▶ [练习文本]
....
对于自托管,可以按照自托管的瘦客户端示例中所示的方式触发 cuOpt 端点。
使用此数据并调用 cuOpt 端点,这将返回路线。
如果响应状态为 0,
则 cuOpt 找到了一个可行解,在字典 solver_response
下。
如果状态为 1,
则它通过超出约束找到了一个不可行解。警告将列出导致不可行解的约束,可以进一步分析。任何其他表明 cuOpt 失败的状态可能是由于无效数据或某些未处理的问题。这将位于字典 solver_infeasible_response
下。
以下示例使用本地托管服务器,
from cuopt_sh_client import CuOptServiceSelfHostClient
import json
# If cuOpt is not running on localhost:5000, edit ip and port parameters
cuopt_service_client = CuOptServiceSelfHostClient(
ip="localhost",
port=5000
)
optimized_routes = cuopt_service_client.get_optimized_routes(json_data)
....
▶ [数据摘录]
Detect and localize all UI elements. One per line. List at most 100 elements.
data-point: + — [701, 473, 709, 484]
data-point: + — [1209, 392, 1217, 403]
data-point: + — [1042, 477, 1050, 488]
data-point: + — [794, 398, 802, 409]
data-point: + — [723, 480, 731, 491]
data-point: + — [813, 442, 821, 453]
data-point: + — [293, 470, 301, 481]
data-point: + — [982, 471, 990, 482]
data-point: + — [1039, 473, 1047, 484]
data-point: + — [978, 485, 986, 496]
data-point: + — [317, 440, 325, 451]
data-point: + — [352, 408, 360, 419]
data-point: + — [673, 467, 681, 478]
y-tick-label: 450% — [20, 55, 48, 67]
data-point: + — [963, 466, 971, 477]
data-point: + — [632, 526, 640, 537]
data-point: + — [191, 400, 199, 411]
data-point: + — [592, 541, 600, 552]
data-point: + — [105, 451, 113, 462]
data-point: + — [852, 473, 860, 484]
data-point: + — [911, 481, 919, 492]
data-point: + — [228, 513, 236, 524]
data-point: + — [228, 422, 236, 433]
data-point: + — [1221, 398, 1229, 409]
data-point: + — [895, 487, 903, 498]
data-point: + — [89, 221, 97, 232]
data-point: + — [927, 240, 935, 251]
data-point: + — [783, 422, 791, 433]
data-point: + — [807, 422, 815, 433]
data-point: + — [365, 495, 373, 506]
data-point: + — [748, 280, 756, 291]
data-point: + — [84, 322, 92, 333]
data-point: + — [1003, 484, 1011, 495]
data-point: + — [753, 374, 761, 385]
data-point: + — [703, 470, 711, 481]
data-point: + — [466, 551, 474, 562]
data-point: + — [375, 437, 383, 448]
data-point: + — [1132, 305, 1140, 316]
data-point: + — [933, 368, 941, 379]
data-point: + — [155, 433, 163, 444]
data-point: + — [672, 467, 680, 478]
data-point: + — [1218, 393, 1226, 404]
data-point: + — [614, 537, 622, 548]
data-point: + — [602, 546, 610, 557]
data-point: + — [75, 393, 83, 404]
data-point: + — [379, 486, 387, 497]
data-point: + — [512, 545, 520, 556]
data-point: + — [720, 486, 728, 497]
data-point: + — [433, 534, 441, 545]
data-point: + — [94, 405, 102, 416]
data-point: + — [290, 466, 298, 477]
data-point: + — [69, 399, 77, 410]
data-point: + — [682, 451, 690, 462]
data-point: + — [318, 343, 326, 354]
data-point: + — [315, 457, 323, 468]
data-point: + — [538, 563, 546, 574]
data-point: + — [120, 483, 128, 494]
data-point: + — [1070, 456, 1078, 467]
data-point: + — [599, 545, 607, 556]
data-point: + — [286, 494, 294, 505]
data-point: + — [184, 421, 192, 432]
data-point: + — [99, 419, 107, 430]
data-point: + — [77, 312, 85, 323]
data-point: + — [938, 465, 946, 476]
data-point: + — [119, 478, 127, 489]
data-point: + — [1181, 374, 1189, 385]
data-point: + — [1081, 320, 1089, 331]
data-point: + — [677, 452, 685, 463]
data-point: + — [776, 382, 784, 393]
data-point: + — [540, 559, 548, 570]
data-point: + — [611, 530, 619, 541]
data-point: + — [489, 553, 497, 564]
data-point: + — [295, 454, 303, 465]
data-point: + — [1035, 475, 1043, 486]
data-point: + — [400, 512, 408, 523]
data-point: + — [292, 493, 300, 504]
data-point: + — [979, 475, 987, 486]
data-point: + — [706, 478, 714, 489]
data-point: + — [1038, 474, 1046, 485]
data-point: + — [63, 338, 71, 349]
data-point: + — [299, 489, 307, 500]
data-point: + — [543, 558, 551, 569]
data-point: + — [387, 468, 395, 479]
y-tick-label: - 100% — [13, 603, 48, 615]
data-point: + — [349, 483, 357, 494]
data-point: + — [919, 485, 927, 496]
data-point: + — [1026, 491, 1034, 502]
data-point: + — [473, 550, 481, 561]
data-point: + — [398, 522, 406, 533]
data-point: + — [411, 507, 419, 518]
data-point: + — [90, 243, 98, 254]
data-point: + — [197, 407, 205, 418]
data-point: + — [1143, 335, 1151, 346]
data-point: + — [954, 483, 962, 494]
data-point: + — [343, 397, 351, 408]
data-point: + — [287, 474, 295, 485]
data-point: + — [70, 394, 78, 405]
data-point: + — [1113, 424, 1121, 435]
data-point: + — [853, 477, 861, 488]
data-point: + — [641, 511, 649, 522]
....
上面讲自托管调用 cuOpt 端点的那段文字停在一行代码上，从那行之后接着往下写。

▶ [答题示例]
print(json.dumps(optimized_routes, indent=4))
{
"response": {
"solver_response": {
"status": 0,
"num_vehicles": 2,
"solution_cost": -407.0,
"objective_values": {"cost": 25.0, "travel_time": 68.0, "prize": -250.0},
"vehicle_data": {
"Car-A": {
"task_id": ["Depot", "2", "Break", "3", "Depot"],
"arrival_stamp": [6.0, 12.0, 20.0, 29.0, 39.0],
"route": [0, 3, 3, 4, 0],
"type": ["Depot", "Delivery", "Break", "Delivery", "Depot"]
},
"Car-C": {
"task_id": [ "Depot", "0", "Break", "1", "Depot"],
"arrival_stamp": [0.0, 10.0, 25.0, 26.0, 35.0],
"route": [0, 1, 2, 2, 0],
"type": ["Depot", "Delivery", "Break", "Delivery", "Depot"]
}
},
"dropped_tasks": {
"task_id": [],
"task_index": []
},
"msg": ""
},
"perf_times": null
},
"reqId": "4a60ebbc-f582-4062-8258-43e2bf87a9e0"
}
解决方案成本为 -407.0
,这是由于目标值设置为奖励,该奖励从其他值中抵消。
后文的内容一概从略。